• SUPPLIED INFORMATION

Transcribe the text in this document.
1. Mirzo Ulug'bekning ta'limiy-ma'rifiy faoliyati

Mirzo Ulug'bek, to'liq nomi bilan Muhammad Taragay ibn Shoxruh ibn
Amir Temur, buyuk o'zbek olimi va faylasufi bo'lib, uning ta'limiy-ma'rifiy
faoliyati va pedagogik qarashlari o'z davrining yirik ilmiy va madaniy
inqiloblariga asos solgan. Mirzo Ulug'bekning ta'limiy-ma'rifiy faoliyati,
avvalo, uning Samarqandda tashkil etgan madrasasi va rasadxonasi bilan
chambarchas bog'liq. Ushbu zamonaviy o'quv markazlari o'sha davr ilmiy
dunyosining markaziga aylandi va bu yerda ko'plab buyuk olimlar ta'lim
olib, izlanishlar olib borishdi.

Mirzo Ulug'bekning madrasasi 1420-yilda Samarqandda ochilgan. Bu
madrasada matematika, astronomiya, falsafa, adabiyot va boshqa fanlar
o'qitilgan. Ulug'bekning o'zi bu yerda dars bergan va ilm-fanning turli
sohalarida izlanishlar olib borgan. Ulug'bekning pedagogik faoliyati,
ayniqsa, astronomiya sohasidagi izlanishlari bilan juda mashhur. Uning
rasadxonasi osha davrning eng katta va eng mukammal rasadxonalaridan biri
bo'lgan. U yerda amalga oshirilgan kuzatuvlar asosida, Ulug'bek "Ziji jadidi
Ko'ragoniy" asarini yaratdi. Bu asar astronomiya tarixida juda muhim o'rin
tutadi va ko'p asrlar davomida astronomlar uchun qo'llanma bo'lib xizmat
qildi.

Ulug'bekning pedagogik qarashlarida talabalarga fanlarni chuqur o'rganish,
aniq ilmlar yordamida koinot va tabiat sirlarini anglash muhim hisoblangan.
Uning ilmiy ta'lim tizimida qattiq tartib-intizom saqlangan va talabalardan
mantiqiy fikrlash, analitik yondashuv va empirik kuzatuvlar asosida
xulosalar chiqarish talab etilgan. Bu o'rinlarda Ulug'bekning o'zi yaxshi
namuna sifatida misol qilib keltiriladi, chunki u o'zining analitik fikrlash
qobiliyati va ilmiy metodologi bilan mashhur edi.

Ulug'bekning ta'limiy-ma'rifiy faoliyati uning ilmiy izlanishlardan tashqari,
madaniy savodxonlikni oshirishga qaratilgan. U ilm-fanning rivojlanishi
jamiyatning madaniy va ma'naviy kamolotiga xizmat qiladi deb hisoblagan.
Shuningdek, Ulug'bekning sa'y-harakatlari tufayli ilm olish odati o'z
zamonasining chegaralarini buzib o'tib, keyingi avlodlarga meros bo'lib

• EXERCISE
Reproduce every line of the material above exactly.

• SOLUTION TO THIS EXERCISE
Transcribe the text in this document.
1. Mirzo Ulug'bekning ta'limiy-ma'rifiy faoliyati

Mirzo Ulug'bek, to'liq nomi bilan Muhammad Taragay ibn Shoxruh ibn
Amir Temur, buyuk o'zbek olimi va faylasufi bo'lib, uning ta'limiy-ma'rifiy
faoliyati va pedagogik qarashlari o'z davrining yirik ilmiy va madaniy
inqiloblariga asos solgan. Mirzo Ulug'bekning ta'limiy-ma'rifiy faoliyati,
avvalo, uning Samarqandda tashkil etgan madrasasi va rasadxonasi bilan
chambarchas bog'liq. Ushbu zamonaviy o'quv markazlari o'sha davr ilmiy
dunyosining markaziga aylandi va bu yerda ko'plab buyuk olimlar ta'lim
olib, izlanishlar olib borishdi.

Mirzo Ulug'bekning madrasasi 1420-yilda Samarqandda ochilgan. Bu
madrasada matematika, astronomiya, falsafa, adabiyot va boshqa fanlar
o'qitilgan. Ulug'bekning o'zi bu yerda dars bergan va ilm-fanning turli
sohalarida izlanishlar olib borgan. Ulug'bekning pedagogik faoliyati,
ayniqsa, astronomiya sohasidagi izlanishlari bilan juda mashhur. Uning
rasadxonasi osha davrning eng katta va eng mukammal rasadxonalaridan biri
bo'lgan. U yerda amalga oshirilgan kuzatuvlar asosida, Ulug'bek "Ziji jadidi
Ko'ragoniy" asarini yaratdi. Bu asar astronomiya tarixida juda muhim o'rin
tutadi va ko'p asrlar davomida astronomlar uchun qo'llanma bo'lib xizmat
qildi.

Ulug'bekning pedagogik qarashlarida talabalarga fanlarni chuqur o'rganish,
aniq ilmlar yordamida koinot va tabiat sirlarini anglash muhim hisoblangan.
Uning ilmiy ta'lim tizimida qattiq tartib-intizom saqlangan va talabalardan
mantiqiy fikrlash, analitik yondashuv va empirik kuzatuvlar asosida
xulosalar chiqarish talab etilgan. Bu o'rinlarda Ulug'bekning o'zi yaxshi
namuna sifatida misol qilib keltiriladi, chunki u o'zining analitik fikrlash
qobiliyati va ilmiy metodologi bilan mashhur edi.

Ulug'bekning ta'limiy-ma'rifiy faoliyati uning ilmiy izlanishlardan tashqari,
madaniy savodxonlikni oshirishga qaratilgan. U ilm-fanning rivojlanishi
jamiyatning madaniy va ma'naviy kamolotiga xizmat qiladi deb hisoblagan.
Shuningdek, Ulug'bekning sa'y-harakatlari tufayli ilm olish odati o'z
zamonasining chegaralarini buzib o'tib, keyingi avlodlarga meros bo'lib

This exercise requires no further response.